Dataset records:
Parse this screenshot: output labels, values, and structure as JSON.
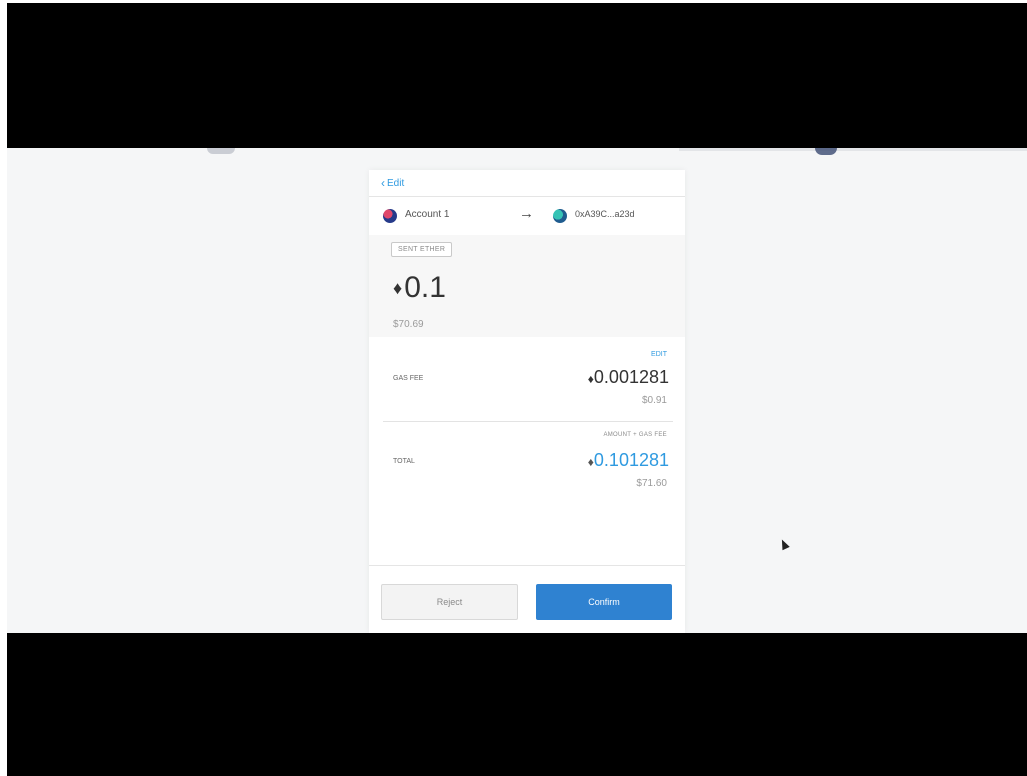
{
  "popup": {
    "edit_label": "Edit",
    "from_account": "Account 1",
    "to_address": "0xA39C...a23d",
    "badge": "SENT ETHER",
    "amount_eth": "0.1",
    "amount_usd": "$70.69",
    "fee_edit": "EDIT",
    "fee_label": "GAS FEE",
    "fee_eth": "0.001281",
    "fee_usd": "$0.91",
    "total_sub": "AMOUNT + GAS FEE",
    "total_label": "TOTAL",
    "total_eth": "0.101281",
    "total_usd": "$71.60",
    "reject_label": "Reject",
    "confirm_label": "Confirm"
  },
  "colors": {
    "accent": "#2f9ae0",
    "confirm": "#2f82d1",
    "letterbox": "#000000"
  },
  "icons": {
    "back": "chevron-left-icon",
    "arrow": "arrow-right-icon",
    "eth": "ethereum-icon",
    "cursor": "mouse-cursor-icon"
  }
}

STATED GOAL> Quote the data above in full and without alteration; skip the pictures.

EXPECTED ANSWER>
Parse this screenshot: output labels, values, and structure as JSON.
{
  "popup": {
    "edit_label": "Edit",
    "from_account": "Account 1",
    "to_address": "0xA39C...a23d",
    "badge": "SENT ETHER",
    "amount_eth": "0.1",
    "amount_usd": "$70.69",
    "fee_edit": "EDIT",
    "fee_label": "GAS FEE",
    "fee_eth": "0.001281",
    "fee_usd": "$0.91",
    "total_sub": "AMOUNT + GAS FEE",
    "total_label": "TOTAL",
    "total_eth": "0.101281",
    "total_usd": "$71.60",
    "reject_label": "Reject",
    "confirm_label": "Confirm"
  },
  "colors": {
    "accent": "#2f9ae0",
    "confirm": "#2f82d1",
    "letterbox": "#000000"
  },
  "icons": {
    "back": "chevron-left-icon",
    "arrow": "arrow-right-icon",
    "eth": "ethereum-icon",
    "cursor": "mouse-cursor-icon"
  }
}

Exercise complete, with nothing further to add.